● **Set task**:
Reproduce the entries exactly.
'''
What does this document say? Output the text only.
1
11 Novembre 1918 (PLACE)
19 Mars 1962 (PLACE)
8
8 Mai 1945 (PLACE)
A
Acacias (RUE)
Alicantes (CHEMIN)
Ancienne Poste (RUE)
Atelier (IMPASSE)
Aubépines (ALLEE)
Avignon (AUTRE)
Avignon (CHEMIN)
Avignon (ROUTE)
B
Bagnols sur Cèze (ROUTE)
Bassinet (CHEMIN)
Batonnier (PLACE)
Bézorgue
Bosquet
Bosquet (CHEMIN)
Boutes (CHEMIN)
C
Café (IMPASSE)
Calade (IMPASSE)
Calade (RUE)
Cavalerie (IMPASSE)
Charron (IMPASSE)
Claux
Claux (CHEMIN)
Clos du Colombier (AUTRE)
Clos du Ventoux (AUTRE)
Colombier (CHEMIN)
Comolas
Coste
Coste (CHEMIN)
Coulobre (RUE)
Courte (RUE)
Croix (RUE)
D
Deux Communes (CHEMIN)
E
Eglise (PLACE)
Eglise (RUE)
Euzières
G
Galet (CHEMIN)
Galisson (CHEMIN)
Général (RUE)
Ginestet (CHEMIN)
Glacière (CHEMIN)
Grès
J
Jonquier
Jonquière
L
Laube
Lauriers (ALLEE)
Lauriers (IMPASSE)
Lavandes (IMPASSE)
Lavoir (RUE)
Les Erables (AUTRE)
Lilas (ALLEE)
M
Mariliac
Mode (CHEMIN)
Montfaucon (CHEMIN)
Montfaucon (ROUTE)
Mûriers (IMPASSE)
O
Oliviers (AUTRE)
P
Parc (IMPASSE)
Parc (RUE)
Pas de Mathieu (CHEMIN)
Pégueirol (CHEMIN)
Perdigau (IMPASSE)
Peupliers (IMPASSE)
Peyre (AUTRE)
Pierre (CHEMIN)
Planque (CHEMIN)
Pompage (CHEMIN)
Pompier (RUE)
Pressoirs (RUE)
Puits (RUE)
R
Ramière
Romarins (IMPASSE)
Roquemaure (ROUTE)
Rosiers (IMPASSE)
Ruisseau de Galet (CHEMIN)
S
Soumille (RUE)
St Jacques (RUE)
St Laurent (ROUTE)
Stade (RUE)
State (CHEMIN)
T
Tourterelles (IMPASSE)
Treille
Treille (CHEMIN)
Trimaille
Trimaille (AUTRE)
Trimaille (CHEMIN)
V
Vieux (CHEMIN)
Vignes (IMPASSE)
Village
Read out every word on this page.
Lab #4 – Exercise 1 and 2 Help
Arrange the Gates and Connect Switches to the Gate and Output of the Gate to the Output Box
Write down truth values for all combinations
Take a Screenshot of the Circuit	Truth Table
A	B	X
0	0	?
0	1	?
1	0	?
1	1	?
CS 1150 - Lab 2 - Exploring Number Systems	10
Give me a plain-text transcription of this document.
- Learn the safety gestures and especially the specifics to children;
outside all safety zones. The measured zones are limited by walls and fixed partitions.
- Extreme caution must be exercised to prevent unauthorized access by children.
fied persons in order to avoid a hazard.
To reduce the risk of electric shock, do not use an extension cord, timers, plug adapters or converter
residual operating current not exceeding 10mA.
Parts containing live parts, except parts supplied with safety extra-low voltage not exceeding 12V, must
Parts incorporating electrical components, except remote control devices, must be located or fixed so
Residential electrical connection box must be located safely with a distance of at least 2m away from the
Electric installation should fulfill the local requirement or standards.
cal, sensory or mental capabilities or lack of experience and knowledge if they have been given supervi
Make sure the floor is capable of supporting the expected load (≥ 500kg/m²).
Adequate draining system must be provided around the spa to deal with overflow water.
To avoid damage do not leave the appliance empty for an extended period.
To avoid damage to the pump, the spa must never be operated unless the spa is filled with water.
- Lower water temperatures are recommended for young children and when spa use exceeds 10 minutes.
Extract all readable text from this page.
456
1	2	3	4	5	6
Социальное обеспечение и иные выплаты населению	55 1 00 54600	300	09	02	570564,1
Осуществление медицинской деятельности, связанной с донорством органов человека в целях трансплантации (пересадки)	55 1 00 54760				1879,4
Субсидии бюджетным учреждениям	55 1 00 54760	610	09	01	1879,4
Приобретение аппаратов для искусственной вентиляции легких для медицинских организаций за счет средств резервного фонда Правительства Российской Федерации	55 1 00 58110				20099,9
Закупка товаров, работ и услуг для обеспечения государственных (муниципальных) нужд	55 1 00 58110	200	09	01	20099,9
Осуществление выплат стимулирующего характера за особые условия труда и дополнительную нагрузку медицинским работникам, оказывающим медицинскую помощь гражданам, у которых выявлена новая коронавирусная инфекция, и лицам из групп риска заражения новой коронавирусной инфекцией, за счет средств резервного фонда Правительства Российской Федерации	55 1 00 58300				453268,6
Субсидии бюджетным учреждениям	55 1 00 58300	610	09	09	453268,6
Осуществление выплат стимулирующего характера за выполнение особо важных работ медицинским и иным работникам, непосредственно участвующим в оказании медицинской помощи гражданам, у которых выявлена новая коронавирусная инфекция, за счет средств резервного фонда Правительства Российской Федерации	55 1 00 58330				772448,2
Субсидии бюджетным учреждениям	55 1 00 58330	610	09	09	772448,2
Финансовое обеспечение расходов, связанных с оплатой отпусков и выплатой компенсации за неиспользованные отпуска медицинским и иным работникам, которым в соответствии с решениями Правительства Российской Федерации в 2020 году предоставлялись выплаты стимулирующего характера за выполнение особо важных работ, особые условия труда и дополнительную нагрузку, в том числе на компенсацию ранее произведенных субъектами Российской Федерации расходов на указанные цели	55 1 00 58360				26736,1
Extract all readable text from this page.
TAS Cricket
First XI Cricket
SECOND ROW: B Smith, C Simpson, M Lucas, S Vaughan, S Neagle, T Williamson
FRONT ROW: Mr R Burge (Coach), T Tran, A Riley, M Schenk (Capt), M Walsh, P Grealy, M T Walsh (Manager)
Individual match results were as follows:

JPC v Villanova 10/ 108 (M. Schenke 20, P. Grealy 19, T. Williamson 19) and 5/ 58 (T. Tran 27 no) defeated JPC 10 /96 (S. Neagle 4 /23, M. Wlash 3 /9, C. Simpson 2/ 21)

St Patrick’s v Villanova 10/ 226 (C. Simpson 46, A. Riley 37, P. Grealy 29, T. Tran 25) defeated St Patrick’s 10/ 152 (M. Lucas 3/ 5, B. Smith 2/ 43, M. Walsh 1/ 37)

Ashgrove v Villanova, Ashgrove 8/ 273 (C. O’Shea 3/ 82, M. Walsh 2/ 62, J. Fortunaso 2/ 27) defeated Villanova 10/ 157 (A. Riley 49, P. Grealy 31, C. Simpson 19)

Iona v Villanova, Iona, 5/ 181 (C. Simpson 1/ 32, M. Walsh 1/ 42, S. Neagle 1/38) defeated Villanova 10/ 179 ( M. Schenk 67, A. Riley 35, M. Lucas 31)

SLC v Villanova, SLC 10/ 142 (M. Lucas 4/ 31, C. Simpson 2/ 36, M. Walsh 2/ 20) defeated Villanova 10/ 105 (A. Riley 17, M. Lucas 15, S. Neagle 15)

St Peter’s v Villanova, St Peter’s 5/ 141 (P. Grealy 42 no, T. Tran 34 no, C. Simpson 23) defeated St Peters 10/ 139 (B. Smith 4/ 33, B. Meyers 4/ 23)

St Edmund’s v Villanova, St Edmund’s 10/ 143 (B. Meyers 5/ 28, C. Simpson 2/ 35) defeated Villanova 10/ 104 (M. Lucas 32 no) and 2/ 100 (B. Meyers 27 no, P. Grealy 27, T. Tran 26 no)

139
'''
● **Task output**:
What does this document say? Output the text only.
1
11 Novembre 1918 (PLACE)
19 Mars 1962 (PLACE)
8
8 Mai 1945 (PLACE)
A
Acacias (RUE)
Alicantes (CHEMIN)
Ancienne Poste (RUE)
Atelier (IMPASSE)
Aubépines (ALLEE)
Avignon (AUTRE)
Avignon (CHEMIN)
Avignon (ROUTE)
B
Bagnols sur Cèze (ROUTE)
Bassinet (CHEMIN)
Batonnier (PLACE)
Bézorgue
Bosquet
Bosquet (CHEMIN)
Boutes (CHEMIN)
C
Café (IMPASSE)
Calade (IMPASSE)
Calade (RUE)
Cavalerie (IMPASSE)
Charron (IMPASSE)
Claux
Claux (CHEMIN)
Clos du Colombier (AUTRE)
Clos du Ventoux (AUTRE)
Colombier (CHEMIN)
Comolas
Coste
Coste (CHEMIN)
Coulobre (RUE)
Courte (RUE)
Croix (RUE)
D
Deux Communes (CHEMIN)
E
Eglise (PLACE)
Eglise (RUE)
Euzières
G
Galet (CHEMIN)
Galisson (CHEMIN)
Général (RUE)
Ginestet (CHEMIN)
Glacière (CHEMIN)
Grès
J
Jonquier
Jonquière
L
Laube
Lauriers (ALLEE)
Lauriers (IMPASSE)
Lavandes (IMPASSE)
Lavoir (RUE)
Les Erables (AUTRE)
Lilas (ALLEE)
M
Mariliac
Mode (CHEMIN)
Montfaucon (CHEMIN)
Montfaucon (ROUTE)
Mûriers (IMPASSE)
O
Oliviers (AUTRE)
P
Parc (IMPASSE)
Parc (RUE)
Pas de Mathieu (CHEMIN)
Pégueirol (CHEMIN)
Perdigau (IMPASSE)
Peupliers (IMPASSE)
Peyre (AUTRE)
Pierre (CHEMIN)
Planque (CHEMIN)
Pompage (CHEMIN)
Pompier (RUE)
Pressoirs (RUE)
Puits (RUE)
R
Ramière
Romarins (IMPASSE)
Roquemaure (ROUTE)
Rosiers (IMPASSE)
Ruisseau de Galet (CHEMIN)
S
Soumille (RUE)
St Jacques (RUE)
St Laurent (ROUTE)
Stade (RUE)
State (CHEMIN)
T
Tourterelles (IMPASSE)
Treille
Treille (CHEMIN)
Trimaille
Trimaille (AUTRE)
Trimaille (CHEMIN)
V
Vieux (CHEMIN)
Vignes (IMPASSE)
Village
Read out every word on this page.
Lab #4 – Exercise 1 and 2 Help
Arrange the Gates and Connect Switches to the Gate and Output of the Gate to the Output Box
Write down truth values for all combinations
Take a Screenshot of the Circuit	Truth Table
A	B	X
0	0	?
0	1	?
1	0	?
1	1	?
CS 1150 - Lab 2 - Exploring Number Systems	10
Give me a plain-text transcription of this document.
- Learn the safety gestures and especially the specifics to children;
outside all safety zones. The measured zones are limited by walls and fixed partitions.
- Extreme caution must be exercised to prevent unauthorized access by children.
fied persons in order to avoid a hazard.
To reduce the risk of electric shock, do not use an extension cord, timers, plug adapters or converter
residual operating current not exceeding 10mA.
Parts containing live parts, except parts supplied with safety extra-low voltage not exceeding 12V, must
Parts incorporating electrical components, except remote control devices, must be located or fixed so
Residential electrical connection box must be located safely with a distance of at least 2m away from the
Electric installation should fulfill the local requirement or standards.
cal, sensory or mental capabilities or lack of experience and knowledge if they have been given supervi
Make sure the floor is capable of supporting the expected load (≥ 500kg/m²).
Adequate draining system must be provided around the spa to deal with overflow water.
To avoid damage do not leave the appliance empty for an extended period.
To avoid damage to the pump, the spa must never be operated unless the spa is filled with water.
- Lower water temperatures are recommended for young children and when spa use exceeds 10 minutes.
Extract all readable text from this page.
456
1	2	3	4	5	6
Социальное обеспечение и иные выплаты населению	55 1 00 54600	300	09	02	570564,1
Осуществление медицинской деятельности, связанной с донорством органов человека в целях трансплантации (пересадки)	55 1 00 54760				1879,4
Субсидии бюджетным учреждениям	55 1 00 54760	610	09	01	1879,4
Приобретение аппаратов для искусственной вентиляции легких для медицинских организаций за счет средств резервного фонда Правительства Российской Федерации	55 1 00 58110				20099,9
Закупка товаров, работ и услуг для обеспечения государственных (муниципальных) нужд	55 1 00 58110	200	09	01	20099,9
Осуществление выплат стимулирующего характера за особые условия труда и дополнительную нагрузку медицинским работникам, оказывающим медицинскую помощь гражданам, у которых выявлена новая коронавирусная инфекция, и лицам из групп риска заражения новой коронавирусной инфекцией, за счет средств резервного фонда Правительства Российской Федерации	55 1 00 58300				453268,6
Субсидии бюджетным учреждениям	55 1 00 58300	610	09	09	453268,6
Осуществление выплат стимулирующего характера за выполнение особо важных работ медицинским и иным работникам, непосредственно участвующим в оказании медицинской помощи гражданам, у которых выявлена новая коронавирусная инфекция, за счет средств резервного фонда Правительства Российской Федерации	55 1 00 58330				772448,2
Субсидии бюджетным учреждениям	55 1 00 58330	610	09	09	772448,2
Финансовое обеспечение расходов, связанных с оплатой отпусков и выплатой компенсации за неиспользованные отпуска медицинским и иным работникам, которым в соответствии с решениями Правительства Российской Федерации в 2020 году предоставлялись выплаты стимулирующего характера за выполнение особо важных работ, особые условия труда и дополнительную нагрузку, в том числе на компенсацию ранее произведенных субъектами Российской Федерации расходов на указанные цели	55 1 00 58360				26736,1
Extract all readable text from this page.
TAS Cricket
First XI Cricket
SECOND ROW: B Smith, C Simpson, M Lucas, S Vaughan, S Neagle, T Williamson
FRONT ROW: Mr R Burge (Coach), T Tran, A Riley, M Schenk (Capt), M Walsh, P Grealy, M T Walsh (Manager)
Individual match results were as follows:

JPC v Villanova 10/ 108 (M. Schenke 20, P. Grealy 19, T. Williamson 19) and 5/ 58 (T. Tran 27 no) defeated JPC 10 /96 (S. Neagle 4 /23, M. Wlash 3 /9, C. Simpson 2/ 21)

St Patrick’s v Villanova 10/ 226 (C. Simpson 46, A. Riley 37, P. Grealy 29, T. Tran 25) defeated St Patrick’s 10/ 152 (M. Lucas 3/ 5, B. Smith 2/ 43, M. Walsh 1/ 37)

Ashgrove v Villanova, Ashgrove 8/ 273 (C. O’Shea 3/ 82, M. Walsh 2/ 62, J. Fortunaso 2/ 27) defeated Villanova 10/ 157 (A. Riley 49, P. Grealy 31, C. Simpson 19)

Iona v Villanova, Iona, 5/ 181 (C. Simpson 1/ 32, M. Walsh 1/ 42, S. Neagle 1/38) defeated Villanova 10/ 179 ( M. Schenk 67, A. Riley 35, M. Lucas 31)

SLC v Villanova, SLC 10/ 142 (M. Lucas 4/ 31, C. Simpson 2/ 36, M. Walsh 2/ 20) defeated Villanova 10/ 105 (A. Riley 17, M. Lucas 15, S. Neagle 15)

St Peter’s v Villanova, St Peter’s 5/ 141 (P. Grealy 42 no, T. Tran 34 no, C. Simpson 23) defeated St Peters 10/ 139 (B. Smith 4/ 33, B. Meyers 4/ 23)

St Edmund’s v Villanova, St Edmund’s 10/ 143 (B. Meyers 5/ 28, C. Simpson 2/ 35) defeated Villanova 10/ 104 (M. Lucas 32 no) and 2/ 100 (B. Meyers 27 no, P. Grealy 27, T. Tran 26 no)

139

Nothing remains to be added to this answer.